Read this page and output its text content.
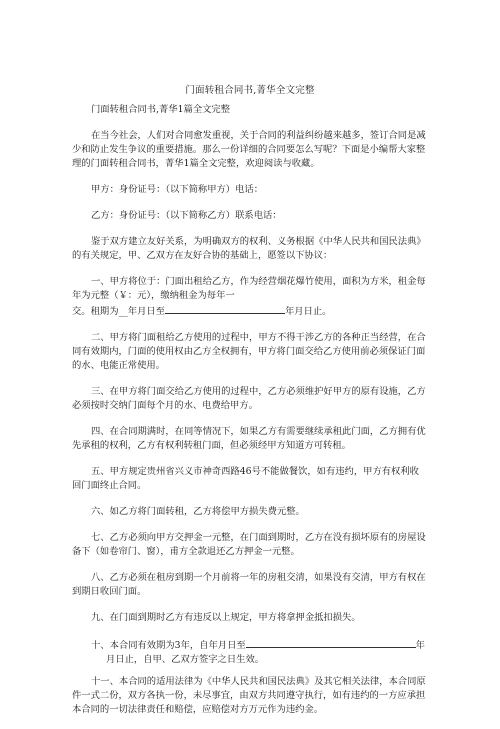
门面转租合同书,菁华全文完整

门面转租合同书,菁华1篇全文完整

在当今社会，人们对合同愈发重视，关于合同的利益纠纷越来越多，签订合同是减少和防止发生争议的重要措施。那么一份详细的合同要怎么写呢？下面是小编帮大家整理的门面转租合同书，菁华1篇全文完整，欢迎阅读与收藏。

甲方：身份证号：（以下简称甲方）电话：

乙方：身份证号：（以下简称乙方）联系电话：

鉴于双方建立友好关系，为明确双方的权利、义务根据《中华人民共和国民法典》的有关规定，甲、乙双方在友好合协的基础上，愿签以下协议：

一、甲方将位于：门面出租给乙方，作为经营烟花爆竹使用，面积为方米，租金每年为元整（￥：元），缴纳租金为每年一
交。租期为__年月日至	年月日止。

二、甲方将门面租给乙方使用的过程中，甲方不得干涉乙方的各种正当经营，在合同有效期内，门面的使用权由乙方全权拥有，甲方将门面交给乙方使用前必须保证门面的水、电能正常使用。

三、在甲方将门面交给乙方使用的过程中，乙方必须维护好甲方的原有设施，乙方必须按时交纳门面每个月的水、电费给甲方。

四、在合同期满时，在同等情况下，如果乙方有需要继续承租此门面，乙方拥有优先承租的权利，乙方有权利转租门面，但必须经甲方知道方可转租。

五、甲方规定贵州省兴义市神奇西路46号不能做餐饮，如有违约，甲方有权利收回门面终止合同。

六、如乙方将门面转租，乙方将偿甲方损失费元整。

七、乙方必须向甲方交押金一元整，在门面到期时，乙方在没有损坏原有的房屋设备下（如卷帘门、窗），甫方全款退还乙方押金一元整。

八、乙方必须在租房到期一个月前将一年的房租交清，如果没有交清，甲方有权在到期日收回门面。

九、在门面到期时乙方有违反以上规定，甲方将拿押金抵扣损失。

十、本合同有效期为3年，自年月日至	年
月日止，自甲、乙双方签字之日生效。

十一、本合同的适用法律为《中华人民共和国民法典》及其它相关法律，本合同原件一式二份，双方各执一份，未尽事宜，由双方共同遵守执行，如有违约的一方应承担本合同的一切法律责任和赔偿，应赔偿对方万元作为违约金。
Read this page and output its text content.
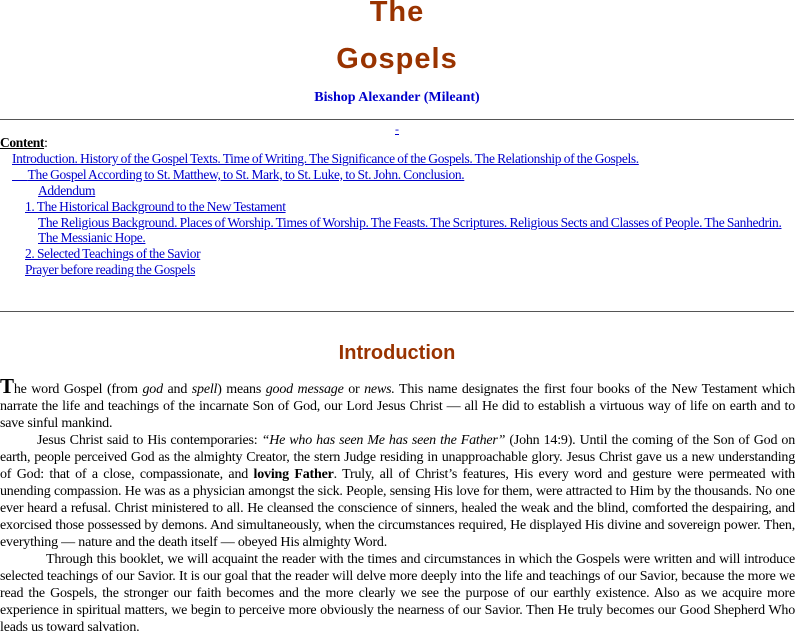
The
Gospels
Bishop Alexander (Mileant)
-
Content:
Introduction. History of the Gospel Texts. Time of Writing. The Significance of the Gospels. The Relationship of the Gospels.
The Gospel According to St. Matthew, to St. Mark, to St. Luke, to St. John. Conclusion.
Addendum
1. The Historical Background to the New Testament
The Religious Background. Places of Worship. Times of Worship. The Feasts. The Scriptures. Religious Sects and Classes of People. The Sanhedrin.
The Messianic Hope.
2. Selected Teachings of the Savior
Prayer before reading the Gospels
Introduction

The word Gospel (from god and spell) means good message or news. This name designates the first four books of the New Testament which narrate the life and teachings of the incarnate Son of God, our Lord Jesus Christ — all He did to establish a virtuous way of life on earth and to save sinful mankind.

Jesus Christ said to His contemporaries: “He who has seen Me has seen the Father” (John 14:9). Until the coming of the Son of God on earth, people perceived God as the almighty Creator, the stern Judge residing in unapproachable glory. Jesus Christ gave us a new understanding of God: that of a close, compassionate, and loving Father. Truly, all of Christ’s features, His every word and gesture were permeated with unending compassion. He was as a physician amongst the sick. People, sensing His love for them, were attracted to Him by the thousands. No one ever heard a refusal. Christ ministered to all. He cleansed the conscience of sinners, healed the weak and the blind, comforted the despairing, and exorcised those possessed by demons. And simultaneously, when the circumstances required, He displayed His divine and sovereign power. Then, everything — nature and the death itself — obeyed His almighty Word.

Through this booklet, we will acquaint the reader with the times and circumstances in which the Gospels were written and will introduce selected teachings of our Savior. It is our goal that the reader will delve more deeply into the life and teachings of our Savior, because the more we read the Gospels, the stronger our faith becomes and the more clearly we see the purpose of our earthly existence. Also as we acquire more experience in spiritual matters, we begin to perceive more obviously the nearness of our Savior. Then He truly becomes our Good Shepherd Who leads us toward salvation.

════════════════════

## [WHAT IS ASKED]
From the data above, pick out each line containing "中华人民共和国民法典" and copy it.

## [COMPLETE ANSWER]
鉴于双方建立友好关系，为明确双方的权利、义务根据《中华人民共和国民法典》的有关规定，甲、乙双方在友好合协的基础上，愿签以下协议：
十一、本合同的适用法律为《中华人民共和国民法典》及其它相关法律，本合同原件一式二份，双方各执一份，未尽事宜，由双方共同遵守执行，如有违约的一方应承担本合同的一切法律责任和赔偿，应赔偿对方万元作为违约金。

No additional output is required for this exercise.